• Prompt
Copy each line that contains the string "name".

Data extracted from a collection
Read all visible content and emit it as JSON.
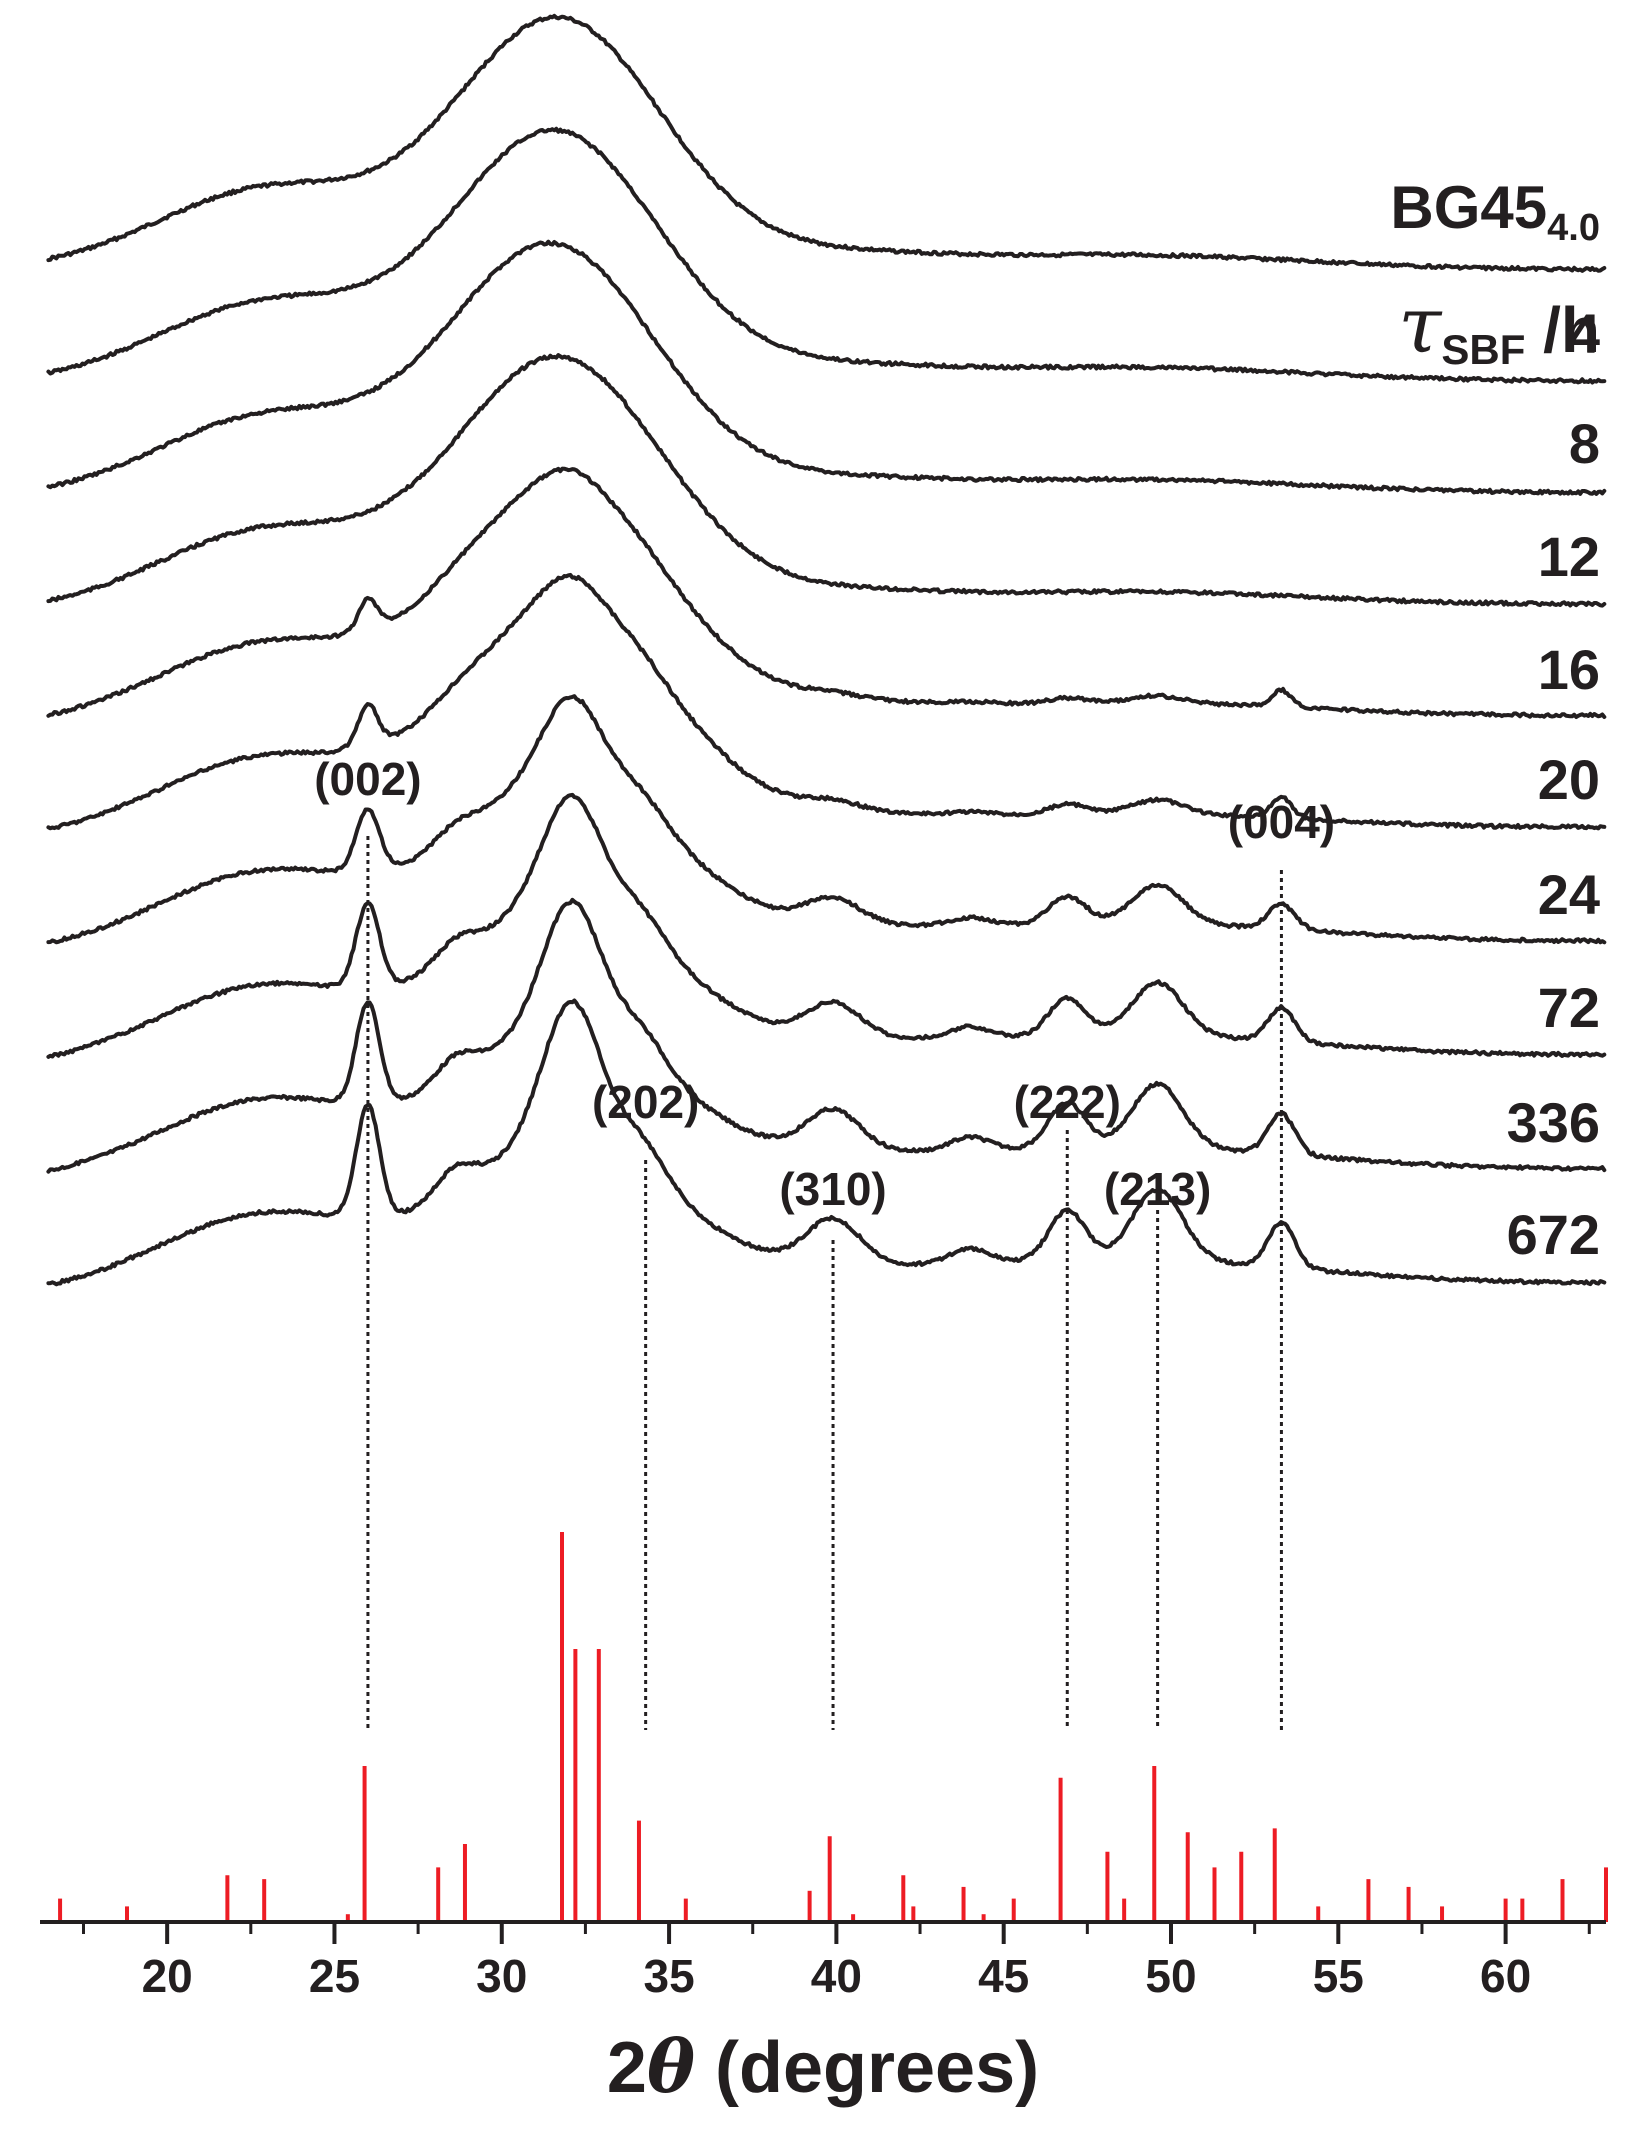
{
  "chart_data": {
    "type": "line",
    "xlabel": {
      "prefix": "2",
      "symbol": "θ",
      "suffix": " (degrees)"
    },
    "xlim": [
      16.2,
      63.0
    ],
    "x_ticks": [
      20,
      25,
      30,
      35,
      40,
      45,
      50,
      55,
      60
    ],
    "x_minor_step": 2.5,
    "y_ticks": "none",
    "header": {
      "sample": "BG45",
      "sample_sub": "4.0",
      "time_symbol": "τ",
      "time_sub": "SBF",
      "time_unit": " /h"
    },
    "series": [
      {
        "name": "BG45₄.₀",
        "label": "",
        "offset": 0,
        "amorph": 1.0,
        "crystal": 0.0,
        "shift": 0.0,
        "rise": 0.0
      },
      {
        "name": "4",
        "label": "4",
        "offset": 1,
        "amorph": 1.0,
        "crystal": 0.0,
        "shift": -0.1,
        "rise": 0.01
      },
      {
        "name": "8",
        "label": "8",
        "offset": 2,
        "amorph": 1.0,
        "crystal": 0.0,
        "shift": -0.2,
        "rise": 0.02
      },
      {
        "name": "12",
        "label": "12",
        "offset": 3,
        "amorph": 1.0,
        "crystal": 0.0,
        "shift": 0.0,
        "rise": 0.03
      },
      {
        "name": "16",
        "label": "16",
        "offset": 4,
        "amorph": 0.95,
        "crystal": 0.1,
        "shift": 0.1,
        "rise": 0.04
      },
      {
        "name": "20",
        "label": "20",
        "offset": 5,
        "amorph": 0.92,
        "crystal": 0.2,
        "shift": 0.2,
        "rise": 0.05
      },
      {
        "name": "24",
        "label": "24",
        "offset": 6,
        "amorph": 0.7,
        "crystal": 0.55,
        "shift": 0.3,
        "rise": 0.05
      },
      {
        "name": "72",
        "label": "72",
        "offset": 7,
        "amorph": 0.65,
        "crystal": 0.75,
        "shift": 0.3,
        "rise": 0.05
      },
      {
        "name": "336",
        "label": "336",
        "offset": 8,
        "amorph": 0.6,
        "crystal": 0.9,
        "shift": 0.3,
        "rise": 0.05
      },
      {
        "name": "672",
        "label": "672",
        "offset": 9,
        "amorph": 0.6,
        "crystal": 1.0,
        "shift": 0.3,
        "rise": 0.05
      }
    ],
    "reflections": [
      {
        "label": "(002)",
        "x": 26.0
      },
      {
        "label": "(202)",
        "x": 34.3
      },
      {
        "label": "(310)",
        "x": 39.9
      },
      {
        "label": "(222)",
        "x": 46.9
      },
      {
        "label": "(213)",
        "x": 49.6
      },
      {
        "label": "(004)",
        "x": 53.3
      }
    ],
    "reference_pattern": {
      "positions": [
        16.8,
        18.8,
        21.8,
        22.9,
        25.4,
        25.9,
        28.1,
        28.9,
        31.8,
        32.2,
        32.9,
        34.1,
        35.5,
        39.2,
        39.8,
        40.5,
        42.0,
        42.3,
        43.8,
        44.4,
        45.3,
        46.7,
        48.1,
        48.6,
        49.5,
        50.5,
        51.3,
        52.1,
        53.1,
        54.4,
        55.9,
        57.1,
        58.1,
        60.0,
        60.5,
        61.7,
        63.0
      ],
      "intensities": [
        6,
        4,
        12,
        11,
        2,
        40,
        14,
        20,
        100,
        70,
        70,
        26,
        6,
        8,
        22,
        2,
        12,
        4,
        9,
        2,
        6,
        37,
        18,
        6,
        40,
        23,
        14,
        18,
        24,
        4,
        11,
        9,
        4,
        6,
        6,
        11,
        14
      ]
    }
  }
}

• Task solution
        "name": "BG45₄.₀",
        "name": "4",
        "name": "8",
        "name": "12",
        "name": "16",
        "name": "20",
        "name": "24",
        "name": "72",
        "name": "336",
        "name": "672",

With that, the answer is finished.